_Exercise instructions_: Your task is to copy the material exactly.

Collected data
▼

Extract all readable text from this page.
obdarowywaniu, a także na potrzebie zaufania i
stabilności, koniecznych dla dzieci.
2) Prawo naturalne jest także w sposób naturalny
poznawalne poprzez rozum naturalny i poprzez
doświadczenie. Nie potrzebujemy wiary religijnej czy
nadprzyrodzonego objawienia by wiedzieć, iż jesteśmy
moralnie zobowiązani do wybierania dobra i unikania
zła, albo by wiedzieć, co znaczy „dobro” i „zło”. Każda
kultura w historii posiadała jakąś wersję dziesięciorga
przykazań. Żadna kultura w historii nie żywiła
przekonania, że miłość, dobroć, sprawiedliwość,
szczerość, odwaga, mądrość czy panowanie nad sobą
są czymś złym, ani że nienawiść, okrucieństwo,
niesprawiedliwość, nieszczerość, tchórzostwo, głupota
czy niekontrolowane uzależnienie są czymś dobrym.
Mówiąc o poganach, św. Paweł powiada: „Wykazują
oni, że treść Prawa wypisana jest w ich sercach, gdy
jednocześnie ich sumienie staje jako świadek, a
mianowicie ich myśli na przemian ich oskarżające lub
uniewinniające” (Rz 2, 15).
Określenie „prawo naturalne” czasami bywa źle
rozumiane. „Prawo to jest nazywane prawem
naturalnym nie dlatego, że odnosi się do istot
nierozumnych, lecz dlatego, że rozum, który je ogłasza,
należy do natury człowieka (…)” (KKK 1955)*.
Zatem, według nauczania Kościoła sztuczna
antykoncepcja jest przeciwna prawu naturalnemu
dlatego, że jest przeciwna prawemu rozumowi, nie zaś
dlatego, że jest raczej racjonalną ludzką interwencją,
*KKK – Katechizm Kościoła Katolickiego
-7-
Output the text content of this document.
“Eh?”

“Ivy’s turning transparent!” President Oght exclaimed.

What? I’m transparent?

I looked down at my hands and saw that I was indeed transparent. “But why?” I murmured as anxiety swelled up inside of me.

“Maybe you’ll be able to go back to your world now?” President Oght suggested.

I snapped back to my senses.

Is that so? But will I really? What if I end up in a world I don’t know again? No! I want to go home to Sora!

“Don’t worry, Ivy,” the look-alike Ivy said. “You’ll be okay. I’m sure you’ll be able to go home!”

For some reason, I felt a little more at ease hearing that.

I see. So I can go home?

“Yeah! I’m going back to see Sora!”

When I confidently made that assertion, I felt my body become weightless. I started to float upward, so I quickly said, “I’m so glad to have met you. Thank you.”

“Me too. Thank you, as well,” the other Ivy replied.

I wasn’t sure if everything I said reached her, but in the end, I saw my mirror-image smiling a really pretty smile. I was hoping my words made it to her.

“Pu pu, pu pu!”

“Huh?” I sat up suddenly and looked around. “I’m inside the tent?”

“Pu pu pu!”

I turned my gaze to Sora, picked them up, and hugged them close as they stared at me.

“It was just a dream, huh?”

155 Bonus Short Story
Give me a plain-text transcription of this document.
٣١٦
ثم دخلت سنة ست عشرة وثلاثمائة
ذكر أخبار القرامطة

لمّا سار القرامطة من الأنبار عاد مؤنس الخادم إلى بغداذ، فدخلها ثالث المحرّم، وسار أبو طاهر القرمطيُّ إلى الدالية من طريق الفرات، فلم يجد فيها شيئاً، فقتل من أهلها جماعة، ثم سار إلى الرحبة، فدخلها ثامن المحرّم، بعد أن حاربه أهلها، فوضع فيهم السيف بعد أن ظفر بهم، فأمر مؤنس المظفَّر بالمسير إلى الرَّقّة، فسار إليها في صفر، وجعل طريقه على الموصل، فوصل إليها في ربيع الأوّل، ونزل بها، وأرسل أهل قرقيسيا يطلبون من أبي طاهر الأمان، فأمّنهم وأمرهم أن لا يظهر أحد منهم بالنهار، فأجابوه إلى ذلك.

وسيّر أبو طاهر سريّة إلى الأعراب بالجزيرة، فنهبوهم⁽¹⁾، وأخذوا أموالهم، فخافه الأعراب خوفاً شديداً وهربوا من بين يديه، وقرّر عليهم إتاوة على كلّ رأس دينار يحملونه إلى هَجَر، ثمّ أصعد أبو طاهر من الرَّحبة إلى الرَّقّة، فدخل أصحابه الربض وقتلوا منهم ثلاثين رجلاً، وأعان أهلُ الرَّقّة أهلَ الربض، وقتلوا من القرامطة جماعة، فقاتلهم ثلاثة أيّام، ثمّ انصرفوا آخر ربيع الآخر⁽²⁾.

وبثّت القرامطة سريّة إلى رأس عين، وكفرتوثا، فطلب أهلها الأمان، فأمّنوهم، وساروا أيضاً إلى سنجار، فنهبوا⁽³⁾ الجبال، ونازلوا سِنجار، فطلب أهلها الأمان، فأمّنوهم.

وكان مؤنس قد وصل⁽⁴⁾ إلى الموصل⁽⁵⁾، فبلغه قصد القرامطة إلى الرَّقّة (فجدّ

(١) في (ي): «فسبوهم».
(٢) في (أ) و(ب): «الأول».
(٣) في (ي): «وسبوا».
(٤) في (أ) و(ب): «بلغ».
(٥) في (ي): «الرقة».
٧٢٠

▲

_Task response_:
Extract all readable text from this page.
obdarowywaniu, a także na potrzebie zaufania i
stabilności, koniecznych dla dzieci.
2) Prawo naturalne jest także w sposób naturalny
poznawalne poprzez rozum naturalny i poprzez
doświadczenie. Nie potrzebujemy wiary religijnej czy
nadprzyrodzonego objawienia by wiedzieć, iż jesteśmy
moralnie zobowiązani do wybierania dobra i unikania
zła, albo by wiedzieć, co znaczy „dobro” i „zło”. Każda
kultura w historii posiadała jakąś wersję dziesięciorga
przykazań. Żadna kultura w historii nie żywiła
przekonania, że miłość, dobroć, sprawiedliwość,
szczerość, odwaga, mądrość czy panowanie nad sobą
są czymś złym, ani że nienawiść, okrucieństwo,
niesprawiedliwość, nieszczerość, tchórzostwo, głupota
czy niekontrolowane uzależnienie są czymś dobrym.
Mówiąc o poganach, św. Paweł powiada: „Wykazują
oni, że treść Prawa wypisana jest w ich sercach, gdy
jednocześnie ich sumienie staje jako świadek, a
mianowicie ich myśli na przemian ich oskarżające lub
uniewinniające” (Rz 2, 15).
Określenie „prawo naturalne” czasami bywa źle
rozumiane. „Prawo to jest nazywane prawem
naturalnym nie dlatego, że odnosi się do istot
nierozumnych, lecz dlatego, że rozum, który je ogłasza,
należy do natury człowieka (…)” (KKK 1955)*.
Zatem, według nauczania Kościoła sztuczna
antykoncepcja jest przeciwna prawu naturalnemu
dlatego, że jest przeciwna prawemu rozumowi, nie zaś
dlatego, że jest raczej racjonalną ludzką interwencją,
*KKK – Katechizm Kościoła Katolickiego
-7-
Output the text content of this document.
“Eh?”

“Ivy’s turning transparent!” President Oght exclaimed.

What? I’m transparent?

I looked down at my hands and saw that I was indeed transparent. “But why?” I murmured as anxiety swelled up inside of me.

“Maybe you’ll be able to go back to your world now?” President Oght suggested.

I snapped back to my senses.

Is that so? But will I really? What if I end up in a world I don’t know again? No! I want to go home to Sora!

“Don’t worry, Ivy,” the look-alike Ivy said. “You’ll be okay. I’m sure you’ll be able to go home!”

For some reason, I felt a little more at ease hearing that.

I see. So I can go home?

“Yeah! I’m going back to see Sora!”

When I confidently made that assertion, I felt my body become weightless. I started to float upward, so I quickly said, “I’m so glad to have met you. Thank you.”

“Me too. Thank you, as well,” the other Ivy replied.

I wasn’t sure if everything I said reached her, but in the end, I saw my mirror-image smiling a really pretty smile. I was hoping my words made it to her.

“Pu pu, pu pu!”

“Huh?” I sat up suddenly and looked around. “I’m inside the tent?”

“Pu pu pu!”

I turned my gaze to Sora, picked them up, and hugged them close as they stared at me.

“It was just a dream, huh?”

155 Bonus Short Story
Give me a plain-text transcription of this document.
٣١٦
ثم دخلت سنة ست عشرة وثلاثمائة
ذكر أخبار القرامطة

لمّا سار القرامطة من الأنبار عاد مؤنس الخادم إلى بغداذ، فدخلها ثالث المحرّم، وسار أبو طاهر القرمطيُّ إلى الدالية من طريق الفرات، فلم يجد فيها شيئاً، فقتل من أهلها جماعة، ثم سار إلى الرحبة، فدخلها ثامن المحرّم، بعد أن حاربه أهلها، فوضع فيهم السيف بعد أن ظفر بهم، فأمر مؤنس المظفَّر بالمسير إلى الرَّقّة، فسار إليها في صفر، وجعل طريقه على الموصل، فوصل إليها في ربيع الأوّل، ونزل بها، وأرسل أهل قرقيسيا يطلبون من أبي طاهر الأمان، فأمّنهم وأمرهم أن لا يظهر أحد منهم بالنهار، فأجابوه إلى ذلك.

وسيّر أبو طاهر سريّة إلى الأعراب بالجزيرة، فنهبوهم⁽¹⁾، وأخذوا أموالهم، فخافه الأعراب خوفاً شديداً وهربوا من بين يديه، وقرّر عليهم إتاوة على كلّ رأس دينار يحملونه إلى هَجَر، ثمّ أصعد أبو طاهر من الرَّحبة إلى الرَّقّة، فدخل أصحابه الربض وقتلوا منهم ثلاثين رجلاً، وأعان أهلُ الرَّقّة أهلَ الربض، وقتلوا من القرامطة جماعة، فقاتلهم ثلاثة أيّام، ثمّ انصرفوا آخر ربيع الآخر⁽²⁾.

وبثّت القرامطة سريّة إلى رأس عين، وكفرتوثا، فطلب أهلها الأمان، فأمّنوهم، وساروا أيضاً إلى سنجار، فنهبوا⁽³⁾ الجبال، ونازلوا سِنجار، فطلب أهلها الأمان، فأمّنوهم.

وكان مؤنس قد وصل⁽⁴⁾ إلى الموصل⁽⁵⁾، فبلغه قصد القرامطة إلى الرَّقّة (فجدّ

(١) في (ي): «فسبوهم».
(٢) في (أ) و(ب): «الأول».
(٣) في (ي): «وسبوا».
(٤) في (أ) و(ب): «بلغ».
(٥) في (ي): «الرقة».
٧٢٠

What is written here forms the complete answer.